● Task to complete: Show every line in the entries below where the word "label" appears.

● Available records:
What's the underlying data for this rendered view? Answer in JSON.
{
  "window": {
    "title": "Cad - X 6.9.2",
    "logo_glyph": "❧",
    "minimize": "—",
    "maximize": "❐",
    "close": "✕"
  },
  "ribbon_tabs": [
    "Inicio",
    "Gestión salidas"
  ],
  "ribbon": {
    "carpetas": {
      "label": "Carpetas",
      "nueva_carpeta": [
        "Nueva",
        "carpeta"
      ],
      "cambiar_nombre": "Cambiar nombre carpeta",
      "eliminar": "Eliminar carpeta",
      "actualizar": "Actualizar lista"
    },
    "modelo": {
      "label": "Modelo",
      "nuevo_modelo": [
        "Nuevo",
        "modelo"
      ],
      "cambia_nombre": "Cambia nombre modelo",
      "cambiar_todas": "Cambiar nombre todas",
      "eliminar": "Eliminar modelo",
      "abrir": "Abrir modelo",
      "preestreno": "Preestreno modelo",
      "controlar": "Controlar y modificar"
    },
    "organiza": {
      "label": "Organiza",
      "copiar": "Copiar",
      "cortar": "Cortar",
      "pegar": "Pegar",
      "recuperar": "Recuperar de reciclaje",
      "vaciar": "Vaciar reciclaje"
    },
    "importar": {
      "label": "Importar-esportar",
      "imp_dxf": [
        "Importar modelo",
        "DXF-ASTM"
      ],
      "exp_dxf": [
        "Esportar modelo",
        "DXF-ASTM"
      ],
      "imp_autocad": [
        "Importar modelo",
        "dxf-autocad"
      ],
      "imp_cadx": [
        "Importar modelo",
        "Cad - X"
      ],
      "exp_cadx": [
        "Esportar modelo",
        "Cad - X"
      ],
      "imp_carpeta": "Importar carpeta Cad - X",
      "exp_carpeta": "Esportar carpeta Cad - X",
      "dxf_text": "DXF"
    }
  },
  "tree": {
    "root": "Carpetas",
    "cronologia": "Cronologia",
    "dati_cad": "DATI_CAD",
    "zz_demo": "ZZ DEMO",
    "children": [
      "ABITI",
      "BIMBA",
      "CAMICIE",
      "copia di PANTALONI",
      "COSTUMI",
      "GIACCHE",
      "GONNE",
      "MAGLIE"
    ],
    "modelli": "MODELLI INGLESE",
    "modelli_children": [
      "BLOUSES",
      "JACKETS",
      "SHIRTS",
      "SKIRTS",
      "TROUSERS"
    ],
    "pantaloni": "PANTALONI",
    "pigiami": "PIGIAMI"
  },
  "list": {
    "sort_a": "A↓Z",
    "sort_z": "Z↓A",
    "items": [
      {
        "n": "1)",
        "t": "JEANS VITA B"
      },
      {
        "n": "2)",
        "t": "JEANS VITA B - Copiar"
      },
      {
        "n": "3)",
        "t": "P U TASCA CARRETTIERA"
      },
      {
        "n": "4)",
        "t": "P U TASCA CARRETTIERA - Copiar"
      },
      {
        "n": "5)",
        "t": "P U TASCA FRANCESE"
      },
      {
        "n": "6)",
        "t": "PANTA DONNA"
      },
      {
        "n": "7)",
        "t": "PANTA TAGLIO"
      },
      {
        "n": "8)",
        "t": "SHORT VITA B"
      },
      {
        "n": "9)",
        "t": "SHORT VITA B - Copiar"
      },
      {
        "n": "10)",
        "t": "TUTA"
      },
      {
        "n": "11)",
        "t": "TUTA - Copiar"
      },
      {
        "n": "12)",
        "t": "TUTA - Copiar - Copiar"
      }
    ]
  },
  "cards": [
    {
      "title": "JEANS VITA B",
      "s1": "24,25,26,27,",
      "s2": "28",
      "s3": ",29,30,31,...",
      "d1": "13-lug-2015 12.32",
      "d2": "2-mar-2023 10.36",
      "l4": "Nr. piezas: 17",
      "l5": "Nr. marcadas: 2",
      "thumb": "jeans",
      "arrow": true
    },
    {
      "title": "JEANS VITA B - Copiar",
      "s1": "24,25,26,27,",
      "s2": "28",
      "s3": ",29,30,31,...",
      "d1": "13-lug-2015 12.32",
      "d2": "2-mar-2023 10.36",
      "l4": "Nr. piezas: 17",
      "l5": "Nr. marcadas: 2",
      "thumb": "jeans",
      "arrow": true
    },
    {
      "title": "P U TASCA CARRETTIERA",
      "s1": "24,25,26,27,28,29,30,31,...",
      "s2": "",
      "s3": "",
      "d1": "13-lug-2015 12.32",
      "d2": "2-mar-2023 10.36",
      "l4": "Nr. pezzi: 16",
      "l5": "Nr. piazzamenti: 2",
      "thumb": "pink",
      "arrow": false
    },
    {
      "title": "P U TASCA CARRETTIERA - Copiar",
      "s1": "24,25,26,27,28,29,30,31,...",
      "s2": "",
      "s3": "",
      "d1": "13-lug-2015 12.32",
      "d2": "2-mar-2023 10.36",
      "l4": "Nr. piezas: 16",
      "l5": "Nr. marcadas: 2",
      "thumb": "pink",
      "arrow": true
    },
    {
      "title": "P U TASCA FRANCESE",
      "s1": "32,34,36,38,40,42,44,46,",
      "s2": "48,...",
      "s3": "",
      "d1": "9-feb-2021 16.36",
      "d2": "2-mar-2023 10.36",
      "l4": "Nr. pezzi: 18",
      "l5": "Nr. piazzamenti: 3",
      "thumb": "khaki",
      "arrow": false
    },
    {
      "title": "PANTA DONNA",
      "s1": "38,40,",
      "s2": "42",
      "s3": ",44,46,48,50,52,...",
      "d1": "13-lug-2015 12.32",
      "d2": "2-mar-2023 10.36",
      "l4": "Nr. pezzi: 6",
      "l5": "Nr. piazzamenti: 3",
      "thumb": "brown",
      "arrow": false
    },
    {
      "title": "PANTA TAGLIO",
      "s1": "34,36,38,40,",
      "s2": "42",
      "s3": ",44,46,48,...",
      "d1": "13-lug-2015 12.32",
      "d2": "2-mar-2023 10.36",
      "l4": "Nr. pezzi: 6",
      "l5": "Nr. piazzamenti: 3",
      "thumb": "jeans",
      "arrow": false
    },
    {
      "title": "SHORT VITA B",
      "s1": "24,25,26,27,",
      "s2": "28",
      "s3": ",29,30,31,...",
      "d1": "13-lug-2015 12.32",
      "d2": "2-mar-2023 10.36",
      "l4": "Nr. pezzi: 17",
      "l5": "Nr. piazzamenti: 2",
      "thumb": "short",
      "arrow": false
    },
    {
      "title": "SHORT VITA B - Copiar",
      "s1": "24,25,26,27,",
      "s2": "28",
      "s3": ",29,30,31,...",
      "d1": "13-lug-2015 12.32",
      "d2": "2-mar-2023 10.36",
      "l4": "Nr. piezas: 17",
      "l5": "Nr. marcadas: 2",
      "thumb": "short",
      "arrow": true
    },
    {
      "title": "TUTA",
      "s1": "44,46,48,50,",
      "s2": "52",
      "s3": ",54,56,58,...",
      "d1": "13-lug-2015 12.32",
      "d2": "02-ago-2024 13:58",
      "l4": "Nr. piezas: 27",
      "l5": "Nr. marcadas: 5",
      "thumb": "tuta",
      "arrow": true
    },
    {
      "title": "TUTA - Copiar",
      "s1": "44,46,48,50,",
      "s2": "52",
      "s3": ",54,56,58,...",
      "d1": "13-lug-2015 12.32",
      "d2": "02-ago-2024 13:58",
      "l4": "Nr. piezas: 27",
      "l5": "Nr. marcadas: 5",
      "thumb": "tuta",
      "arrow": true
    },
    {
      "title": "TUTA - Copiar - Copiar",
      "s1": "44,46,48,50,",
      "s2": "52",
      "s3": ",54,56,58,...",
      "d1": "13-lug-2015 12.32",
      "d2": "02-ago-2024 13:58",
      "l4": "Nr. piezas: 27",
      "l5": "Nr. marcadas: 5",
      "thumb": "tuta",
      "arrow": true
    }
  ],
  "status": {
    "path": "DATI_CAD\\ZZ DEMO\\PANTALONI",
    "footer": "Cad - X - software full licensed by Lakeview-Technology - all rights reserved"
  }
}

● Completed task:
      "label": "Carpetas",
      "label": "Modelo",
      "label": "Organiza",
      "label": "Importar-esportar",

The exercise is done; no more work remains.